Extrait:
Elle soutient que le montant de la clause pénale est mesuré, puisqu'il ne représente qu'environ 10 % de l'investissement réalisé par la société Artcurial auprès de M. Le Fur et Poulain. De plus, concernant l'obligation de non concurrence, elle considère que la garantie du fait personnel est d'ordre public, de sorte que le vendeur doit en répondre nonobstant convention contraire et ce, sans limitation de durée, cette garantie survivant à l'expiration de la clause de non-concurrence.

La Cour renvoie, pour un plus ample exposé des faits et prétentions initiales des parties, à la décision déférée et aux écritures susvisées, par application des dispositions de l'article 455 du Code de procédure civile.

Motifs

Sur la compétence de la juridiction commerciale :

M. Le Fur et la société Auctionart-Remy Le Fur & Associés n'ont présenté en appel sur ce point aucun moyen nouveau de droit ou de fait qui justifie de remettre en cause le jugement attaqué, lequel repose sur des motifs pertinents, résultant d'une analyse correcte des éléments de la procédure, notamment des pièces contractuelles et de la juste application de la loi et des principes régissant la matière.

La société Artcurial a en effet agi sur le fondement du non-respect par M. Le Fur de son engagement d'exclusivité et de non concurrence signé le 15 mai 2002 et qui dispose :

Messieurs Poulain et Le Fur, chacun en ce qui le concerne, s'engagent expressément à apporter à Poulain Le Fur SAS et à sa société-mère Artcurial et ses filiales, leur collaboration exclusive dans le cadre des mandats et fonctions qui leur seront confiés tant en leur sein qu'au sein de structures liées et ce, pendant une durée de 5 années à compter du jour des présentes.

En conséquence de l'engagement qui précède, Messieurs Poulain et Le Fur s'interdisent expressément, de créer, acquérir, tenir, gérer, exploiter ou participer, directement ou indirectement ou par personne interposée, pour leur compte ou pour le compte d'un tiers, à quelque titre que ce soit y compris en qualité de salarié, à une entreprise exerçant son activité dans les domaines de la vente volontaire de meubles aux enchères publiques et de la commercialisation d'œuvres et d'objets d'art, ainsi que de proposer, négocier ou traiter, à quelque titre que ce soit, quelque affaire que ce soit portant sur les produits susvisés avec l'un quelconque des clients composant la clientèle de la société Artcurial si ce n'est dans le cadre de leur activité au sein de celle-ci ou de ses filiales ou dans le cadre de leur activité de commissaires-priseurs judiciaires.

La présente interdiction trouvera application dès lors que Messieurs Poulain et Le Fur auront cessé, pour quelque cause que ce soit, d'exercer les fonctions susvisées au sein de Poulain Le Fur SAS et/ou des sociétés Francis Briest Maison de Ventes-FBMV et Artcurial.

Données enregistrées:
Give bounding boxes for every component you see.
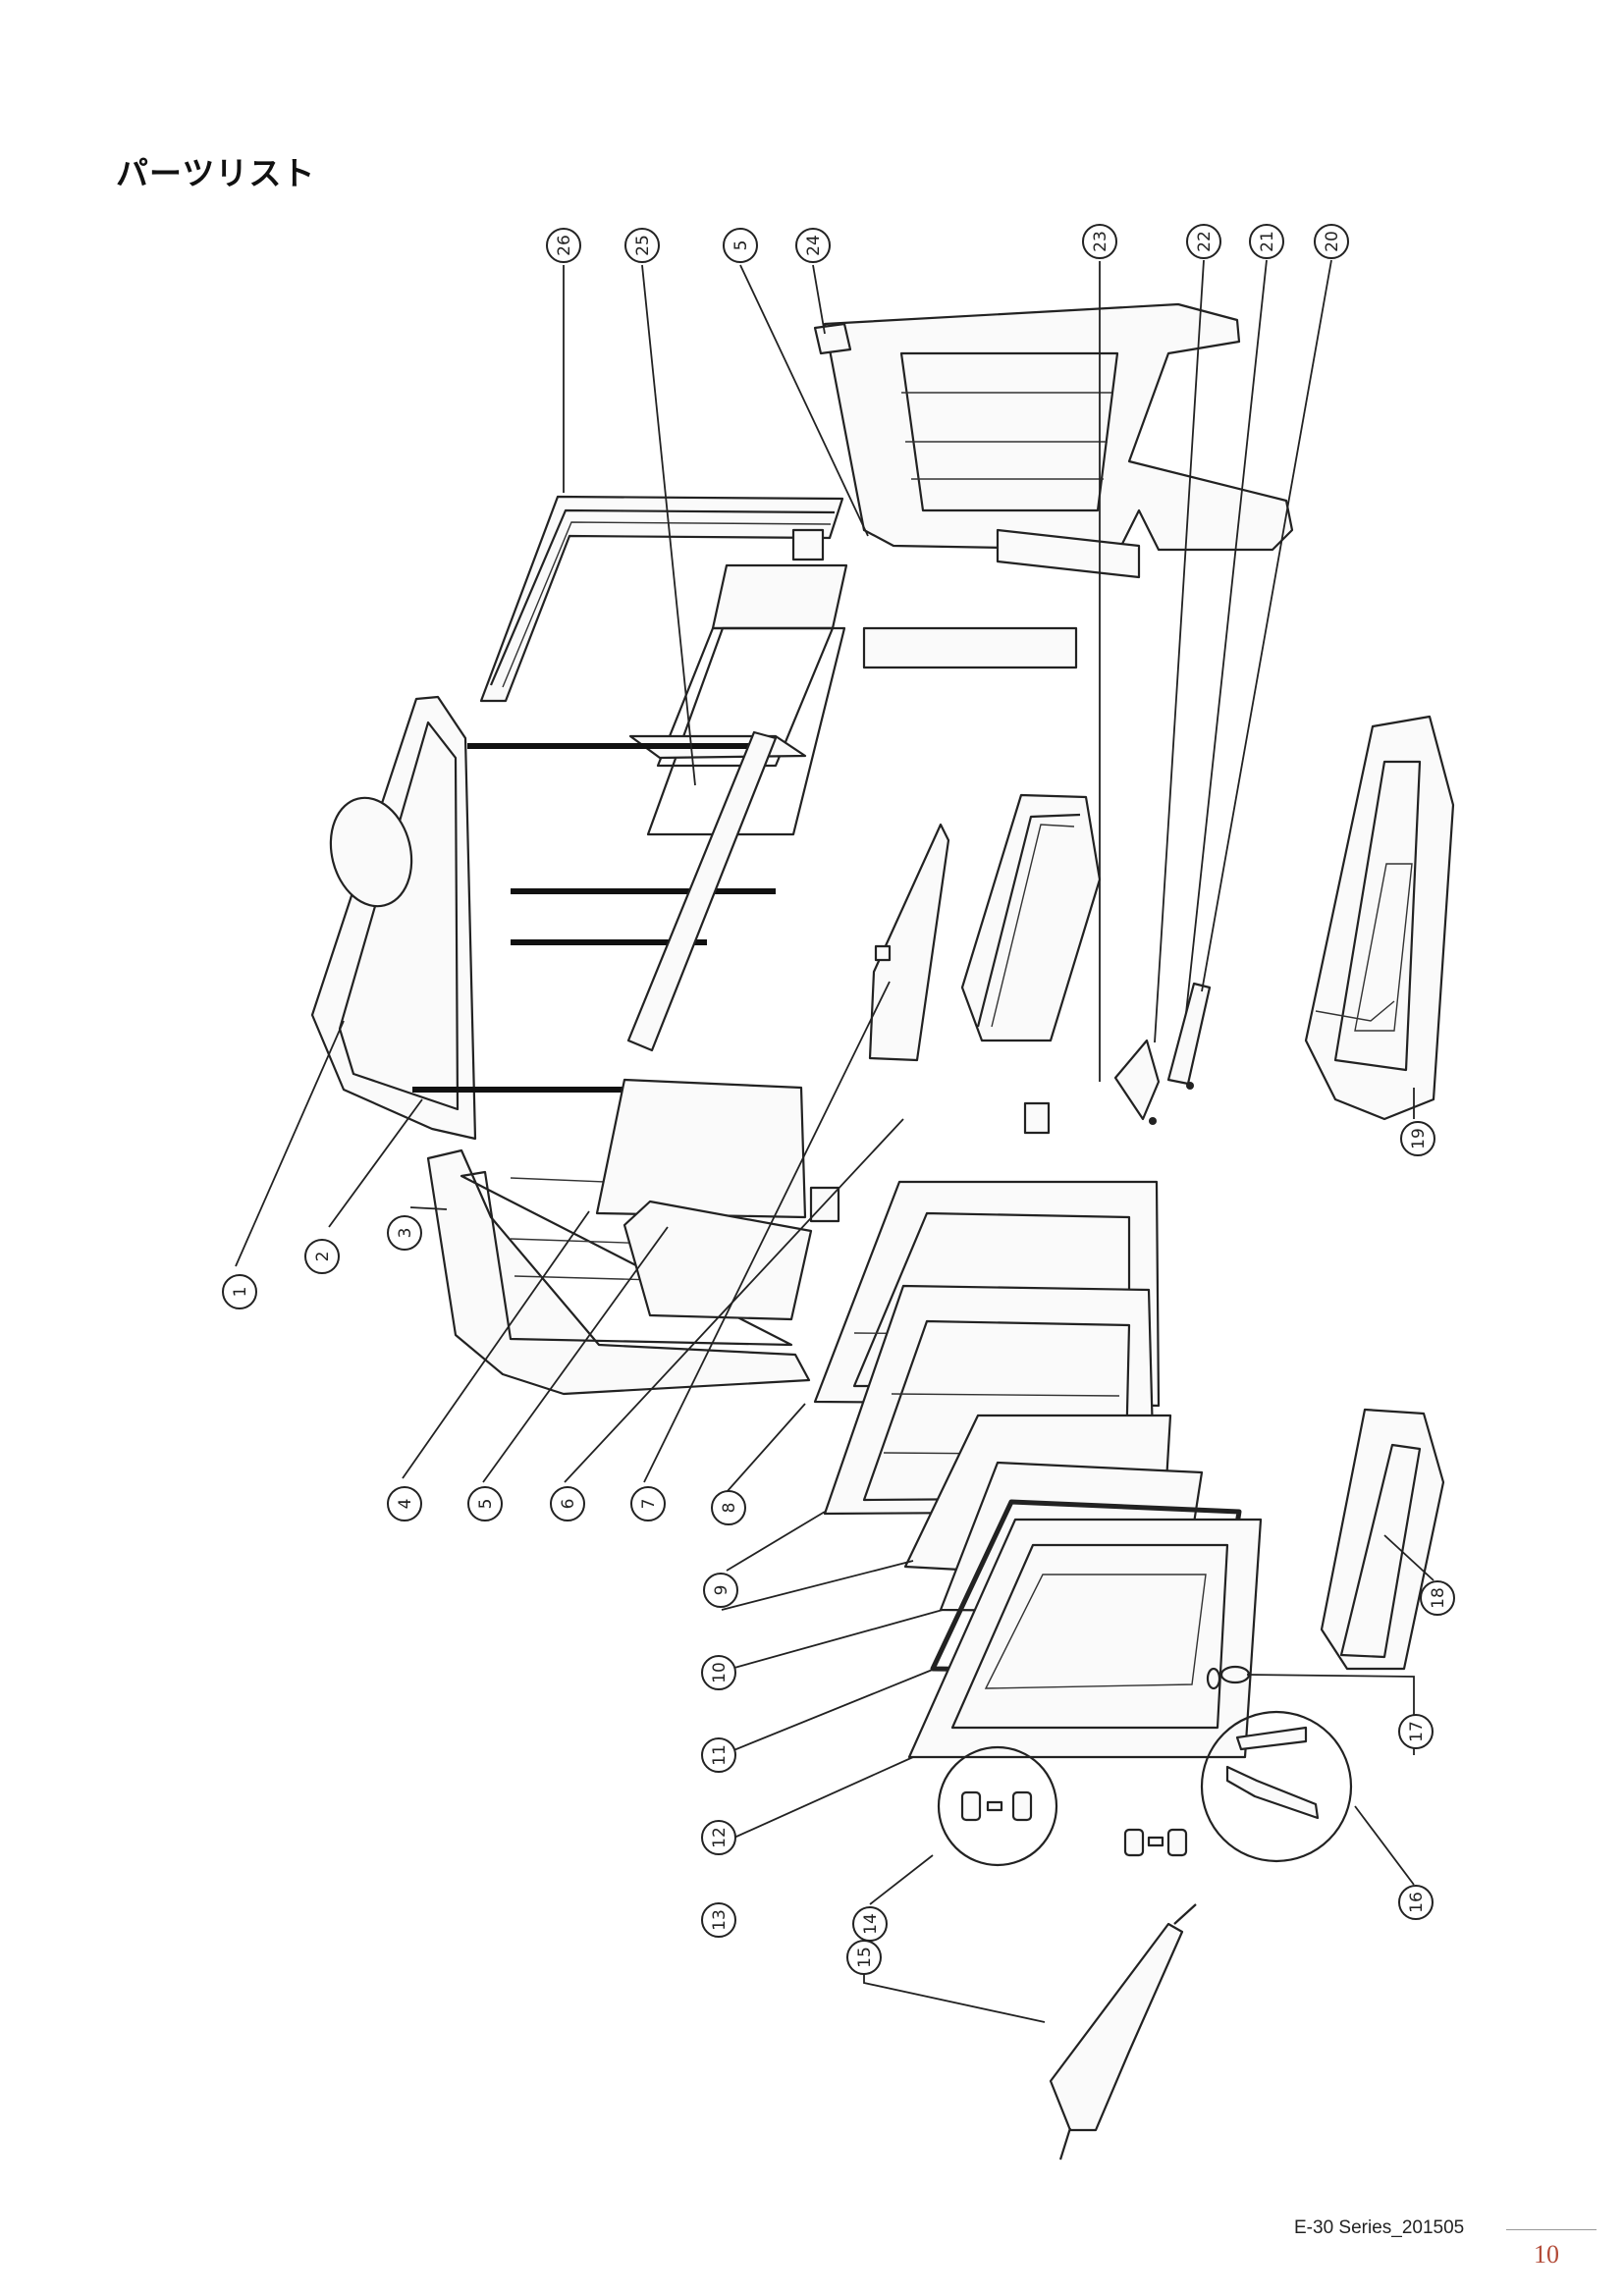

Travail à réaliser:
[1] Répondez aux questions suivantes à partir de l'extrait.
(a) Environ quel pourcentage de l'investissement réalisé par la société Artcurial le montant de la clause pénale représente-t-il ?
(b) À quelle date l'engagement d'exclusivité et de non concurrence a-t-il été signé ?
(c) Pendant quelle durée Messieurs Poulain et Le Fur s'engagent-ils à apporter leur collaboration exclusive ?
[2] Remplacez « meubles » par « biens mobiliers » dans le passage de l'extrait qui commence par « En conséquence de » et se termine par « de commissaires-priseurs judiciaires. », puis redonnez ce passage.

Corrigé:
[1]
(a) Environ 10 %.
(b) Le 15 mai 2002.
(c) Pendant une durée de 5 années à compter du jour des présentes.

[2]
En conséquence de l'engagement qui précède, Messieurs Poulain et Le Fur s'interdisent expressément, de créer, acquérir, tenir, gérer, exploiter ou participer, directement ou indirectement ou par personne interposée, pour leur compte ou pour le compte d'un tiers, à quelque titre que ce soit y compris en qualité de salarié, à une entreprise exerçant son activité dans les domaines de la vente volontaire de biens mobiliers aux enchères publiques et de la commercialisation d'œuvres et d'objets d'art, ainsi que de proposer, négocier ou traiter, à quelque titre que ce soit, quelque affaire que ce soit portant sur les produits susvisés avec l'un quelconque des clients composant la clientèle de la société Artcurial si ce n'est dans le cadre de leur activité au sein de celle-ci ou de ses filiales ou dans le cadre de leur activité de commissaires-priseurs judiciaires.